(Problem requirements) Leave out the pictures and copy everything else in the entries exactly.

### Data section ###

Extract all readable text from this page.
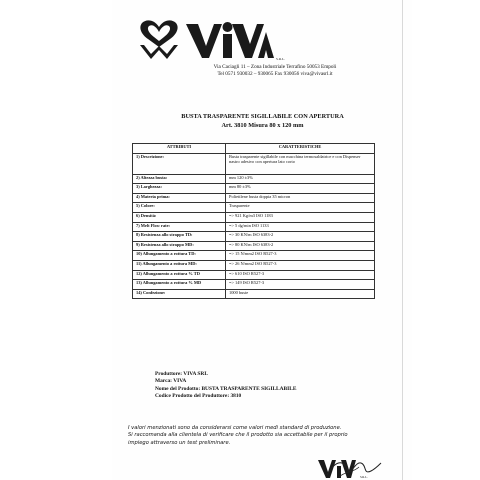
S.R.L.
Via Caciagli 11 – Zona Industriale Terrafino 50053 Empoli
Tel 0571 930032 – 930065 Fax 930056 viva@vivasrl.it
BUSTA TRASPARENTE SIGILLABILE CON APERTURA
Art. 3810 Misura 80 x 120 mm
ATTRIBUTI	CARATTERISTICHE
1) Descrizione:	Busta trasparente sigillabile con macchina termosaldatrice e con Dispenser nastro adesivo con apertura lato corto
2) Altezza busta:	mm 120 ±3%
3) Larghezza:	mm 80 ±3%
4) Materia prima:	Polietilene busta doppia 35 micron
5) Colore:	Trasparente
6) Densità:	=> 921 Kg/m3 ISO 1183
7) Melt Flow rate:	=> 5 dg/min ISO 1133
8) Resistenza allo strappo TD:	=> 30 KN/m ISO 6383-2
9) Resistenza allo strappo MD:	=> 80 KN/m ISO 6383-2
10) Allungamento a rottura TD:	=> 15 N/mm2 ISO R527-3
11) Allungamento a rottura MD:	=> 26 N/mm2 ISO R527-3
12) Allungamento a rottura % TD	=> 610 ISO R527-3
13) Allungamento a rottura % MD	=> 149 ISO R527-3
14) Confezione:	1000 buste
Produttore: VIVA SRL
Marca: VIVA
Nome del Prodotto: BUSTA TRASPARENTE SIGILLABILE
Codice Prodotto del Produttore: 3810
I valori menzionati sono da considerarsi come valori medi standard di produzione.
Si raccomanda alla clientela di verificare che il prodotto sia accettabile per il proprio
impiego attraverso un test preliminare.
S.R.L.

###

(Full solution)
Extract all readable text from this page.
S.R.L.
Via Caciagli 11 – Zona Industriale Terrafino 50053 Empoli
Tel 0571 930032 – 930065 Fax 930056 viva@vivasrl.it
BUSTA TRASPARENTE SIGILLABILE CON APERTURA
Art. 3810 Misura 80 x 120 mm
ATTRIBUTI	CARATTERISTICHE
1) Descrizione:	Busta trasparente sigillabile con macchina termosaldatrice e con Dispenser nastro adesivo con apertura lato corto
2) Altezza busta:	mm 120 ±3%
3) Larghezza:	mm 80 ±3%
4) Materia prima:	Polietilene busta doppia 35 micron
5) Colore:	Trasparente
6) Densità:	=> 921 Kg/m3 ISO 1183
7) Melt Flow rate:	=> 5 dg/min ISO 1133
8) Resistenza allo strappo TD:	=> 30 KN/m ISO 6383-2
9) Resistenza allo strappo MD:	=> 80 KN/m ISO 6383-2
10) Allungamento a rottura TD:	=> 15 N/mm2 ISO R527-3
11) Allungamento a rottura MD:	=> 26 N/mm2 ISO R527-3
12) Allungamento a rottura % TD	=> 610 ISO R527-3
13) Allungamento a rottura % MD	=> 149 ISO R527-3
14) Confezione:	1000 buste
Produttore: VIVA SRL
Marca: VIVA
Nome del Prodotto: BUSTA TRASPARENTE SIGILLABILE
Codice Prodotto del Produttore: 3810
I valori menzionati sono da considerarsi come valori medi standard di produzione.
Si raccomanda alla clientela di verificare che il prodotto sia accettabile per il proprio
impiego attraverso un test preliminare.
S.R.L.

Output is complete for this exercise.